* Start *

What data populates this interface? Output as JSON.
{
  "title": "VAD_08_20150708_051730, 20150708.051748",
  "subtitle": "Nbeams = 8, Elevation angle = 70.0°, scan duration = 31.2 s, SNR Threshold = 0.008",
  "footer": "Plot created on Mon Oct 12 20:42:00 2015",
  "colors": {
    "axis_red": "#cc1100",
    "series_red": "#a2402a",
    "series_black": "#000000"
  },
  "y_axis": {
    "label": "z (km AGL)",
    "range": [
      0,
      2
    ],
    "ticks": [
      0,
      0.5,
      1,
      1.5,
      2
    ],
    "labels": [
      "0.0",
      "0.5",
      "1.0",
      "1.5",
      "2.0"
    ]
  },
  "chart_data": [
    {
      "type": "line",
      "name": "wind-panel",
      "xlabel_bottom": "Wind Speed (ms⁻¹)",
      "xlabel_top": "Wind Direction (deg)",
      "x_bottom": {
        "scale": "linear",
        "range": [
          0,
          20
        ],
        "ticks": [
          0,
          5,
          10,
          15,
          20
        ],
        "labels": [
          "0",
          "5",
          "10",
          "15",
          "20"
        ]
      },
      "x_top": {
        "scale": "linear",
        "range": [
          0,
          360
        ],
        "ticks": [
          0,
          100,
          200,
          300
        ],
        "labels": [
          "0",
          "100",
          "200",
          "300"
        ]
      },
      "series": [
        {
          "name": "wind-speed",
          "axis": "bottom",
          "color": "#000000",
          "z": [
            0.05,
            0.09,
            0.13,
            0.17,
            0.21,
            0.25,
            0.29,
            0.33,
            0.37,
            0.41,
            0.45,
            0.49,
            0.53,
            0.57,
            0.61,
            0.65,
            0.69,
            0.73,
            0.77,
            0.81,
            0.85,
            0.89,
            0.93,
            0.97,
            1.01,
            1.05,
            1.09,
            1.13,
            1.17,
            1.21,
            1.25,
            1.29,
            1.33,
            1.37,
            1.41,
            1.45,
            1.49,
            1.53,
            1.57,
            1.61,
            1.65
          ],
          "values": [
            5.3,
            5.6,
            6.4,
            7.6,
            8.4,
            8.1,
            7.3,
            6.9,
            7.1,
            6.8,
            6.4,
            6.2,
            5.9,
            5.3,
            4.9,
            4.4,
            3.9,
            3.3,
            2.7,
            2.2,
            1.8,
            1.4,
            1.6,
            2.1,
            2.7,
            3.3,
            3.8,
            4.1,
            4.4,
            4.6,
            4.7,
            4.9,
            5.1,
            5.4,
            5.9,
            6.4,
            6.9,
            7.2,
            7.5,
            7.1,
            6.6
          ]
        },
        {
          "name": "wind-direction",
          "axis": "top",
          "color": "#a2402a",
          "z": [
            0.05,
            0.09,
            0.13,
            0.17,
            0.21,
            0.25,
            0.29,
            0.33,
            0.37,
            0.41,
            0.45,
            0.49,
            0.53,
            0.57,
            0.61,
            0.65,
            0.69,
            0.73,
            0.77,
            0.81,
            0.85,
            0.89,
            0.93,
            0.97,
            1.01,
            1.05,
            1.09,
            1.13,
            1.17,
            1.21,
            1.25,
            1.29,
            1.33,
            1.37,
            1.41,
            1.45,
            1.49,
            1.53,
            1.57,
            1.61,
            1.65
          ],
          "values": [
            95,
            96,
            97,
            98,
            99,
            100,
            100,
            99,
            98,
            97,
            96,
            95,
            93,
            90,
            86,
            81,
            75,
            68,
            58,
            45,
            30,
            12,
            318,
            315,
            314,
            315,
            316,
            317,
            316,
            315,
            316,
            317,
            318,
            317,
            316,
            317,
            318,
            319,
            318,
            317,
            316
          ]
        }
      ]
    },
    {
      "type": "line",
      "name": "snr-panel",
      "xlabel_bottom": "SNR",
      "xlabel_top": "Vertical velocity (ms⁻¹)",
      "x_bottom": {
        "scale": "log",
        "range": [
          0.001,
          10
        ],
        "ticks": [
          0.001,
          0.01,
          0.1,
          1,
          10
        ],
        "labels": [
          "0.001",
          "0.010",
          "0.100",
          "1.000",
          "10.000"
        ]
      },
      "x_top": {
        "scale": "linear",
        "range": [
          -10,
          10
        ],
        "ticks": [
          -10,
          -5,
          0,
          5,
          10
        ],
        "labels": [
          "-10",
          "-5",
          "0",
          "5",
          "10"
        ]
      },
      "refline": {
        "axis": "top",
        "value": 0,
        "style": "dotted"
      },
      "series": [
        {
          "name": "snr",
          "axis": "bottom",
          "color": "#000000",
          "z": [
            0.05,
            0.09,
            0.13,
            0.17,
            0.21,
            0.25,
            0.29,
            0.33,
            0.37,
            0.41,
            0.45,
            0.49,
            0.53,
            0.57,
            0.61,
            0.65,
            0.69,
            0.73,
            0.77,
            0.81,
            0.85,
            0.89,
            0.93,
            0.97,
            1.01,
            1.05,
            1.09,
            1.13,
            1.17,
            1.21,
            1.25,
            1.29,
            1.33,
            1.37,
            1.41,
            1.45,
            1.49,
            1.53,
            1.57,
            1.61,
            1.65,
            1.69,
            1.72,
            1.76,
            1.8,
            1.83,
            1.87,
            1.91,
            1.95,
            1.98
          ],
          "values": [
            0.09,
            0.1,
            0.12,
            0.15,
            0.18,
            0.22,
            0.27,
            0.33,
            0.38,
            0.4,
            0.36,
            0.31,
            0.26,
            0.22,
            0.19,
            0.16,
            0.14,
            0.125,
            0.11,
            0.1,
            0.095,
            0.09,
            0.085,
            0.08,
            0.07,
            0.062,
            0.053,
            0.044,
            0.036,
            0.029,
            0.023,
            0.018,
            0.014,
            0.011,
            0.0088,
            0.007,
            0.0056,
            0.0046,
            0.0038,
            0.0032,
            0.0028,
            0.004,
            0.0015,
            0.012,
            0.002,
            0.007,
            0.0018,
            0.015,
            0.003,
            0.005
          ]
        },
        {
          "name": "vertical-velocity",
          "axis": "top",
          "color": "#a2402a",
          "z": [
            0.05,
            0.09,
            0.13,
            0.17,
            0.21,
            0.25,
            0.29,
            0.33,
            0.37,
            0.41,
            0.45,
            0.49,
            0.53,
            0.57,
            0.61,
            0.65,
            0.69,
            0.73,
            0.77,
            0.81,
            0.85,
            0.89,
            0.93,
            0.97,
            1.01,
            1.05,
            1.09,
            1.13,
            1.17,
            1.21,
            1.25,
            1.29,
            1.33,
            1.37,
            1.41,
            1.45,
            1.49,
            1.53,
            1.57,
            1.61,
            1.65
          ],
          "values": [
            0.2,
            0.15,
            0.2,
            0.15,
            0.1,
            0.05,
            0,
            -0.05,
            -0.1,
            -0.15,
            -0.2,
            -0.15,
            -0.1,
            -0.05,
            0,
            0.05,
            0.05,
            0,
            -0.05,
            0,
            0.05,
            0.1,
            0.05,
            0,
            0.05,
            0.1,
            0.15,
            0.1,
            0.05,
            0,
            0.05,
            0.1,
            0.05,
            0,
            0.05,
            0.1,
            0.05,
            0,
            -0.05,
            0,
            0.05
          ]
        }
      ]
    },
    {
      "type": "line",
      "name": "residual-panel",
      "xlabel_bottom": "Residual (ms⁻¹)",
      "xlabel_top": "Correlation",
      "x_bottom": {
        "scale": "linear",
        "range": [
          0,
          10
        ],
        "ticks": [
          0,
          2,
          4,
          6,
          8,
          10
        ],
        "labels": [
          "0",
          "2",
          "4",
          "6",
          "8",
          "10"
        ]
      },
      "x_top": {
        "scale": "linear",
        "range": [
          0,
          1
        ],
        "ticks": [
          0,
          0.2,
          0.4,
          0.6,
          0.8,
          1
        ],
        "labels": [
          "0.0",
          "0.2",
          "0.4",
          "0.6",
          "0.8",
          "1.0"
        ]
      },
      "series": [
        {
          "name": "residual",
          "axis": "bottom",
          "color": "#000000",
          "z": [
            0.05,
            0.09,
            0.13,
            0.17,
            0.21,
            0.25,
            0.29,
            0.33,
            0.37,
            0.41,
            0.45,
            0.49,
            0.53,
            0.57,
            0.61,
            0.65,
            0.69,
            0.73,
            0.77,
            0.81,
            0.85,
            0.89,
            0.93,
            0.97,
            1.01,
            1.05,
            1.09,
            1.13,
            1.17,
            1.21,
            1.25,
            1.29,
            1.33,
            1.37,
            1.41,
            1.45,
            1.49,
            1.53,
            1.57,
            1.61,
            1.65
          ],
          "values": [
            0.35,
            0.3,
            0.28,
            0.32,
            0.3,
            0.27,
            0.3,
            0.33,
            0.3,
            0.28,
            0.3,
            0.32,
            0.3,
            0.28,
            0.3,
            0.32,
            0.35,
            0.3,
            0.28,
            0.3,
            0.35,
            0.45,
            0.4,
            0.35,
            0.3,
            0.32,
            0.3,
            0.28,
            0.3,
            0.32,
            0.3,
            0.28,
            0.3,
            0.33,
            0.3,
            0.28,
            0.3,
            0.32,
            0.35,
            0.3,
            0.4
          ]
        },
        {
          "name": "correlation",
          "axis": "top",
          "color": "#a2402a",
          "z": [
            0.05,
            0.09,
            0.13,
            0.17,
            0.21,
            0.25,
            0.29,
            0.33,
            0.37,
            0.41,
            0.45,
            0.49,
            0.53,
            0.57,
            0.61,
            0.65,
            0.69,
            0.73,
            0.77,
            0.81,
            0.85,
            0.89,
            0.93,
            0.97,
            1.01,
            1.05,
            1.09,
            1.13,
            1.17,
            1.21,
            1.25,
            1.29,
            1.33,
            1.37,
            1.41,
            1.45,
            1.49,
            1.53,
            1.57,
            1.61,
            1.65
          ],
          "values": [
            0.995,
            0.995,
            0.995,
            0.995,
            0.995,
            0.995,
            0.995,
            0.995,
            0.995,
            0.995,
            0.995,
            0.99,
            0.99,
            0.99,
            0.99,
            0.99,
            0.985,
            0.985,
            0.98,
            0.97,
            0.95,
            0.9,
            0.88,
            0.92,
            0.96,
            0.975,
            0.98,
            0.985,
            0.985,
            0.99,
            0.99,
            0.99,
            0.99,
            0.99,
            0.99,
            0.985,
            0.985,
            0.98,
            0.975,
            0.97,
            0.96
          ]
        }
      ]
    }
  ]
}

* End *

:: OBJECTIVE ::
Scan the material and collect every line that contains "panel".

:: THE RESULT ::
      "name": "wind-panel",
      "name": "snr-panel",
      "name": "residual-panel",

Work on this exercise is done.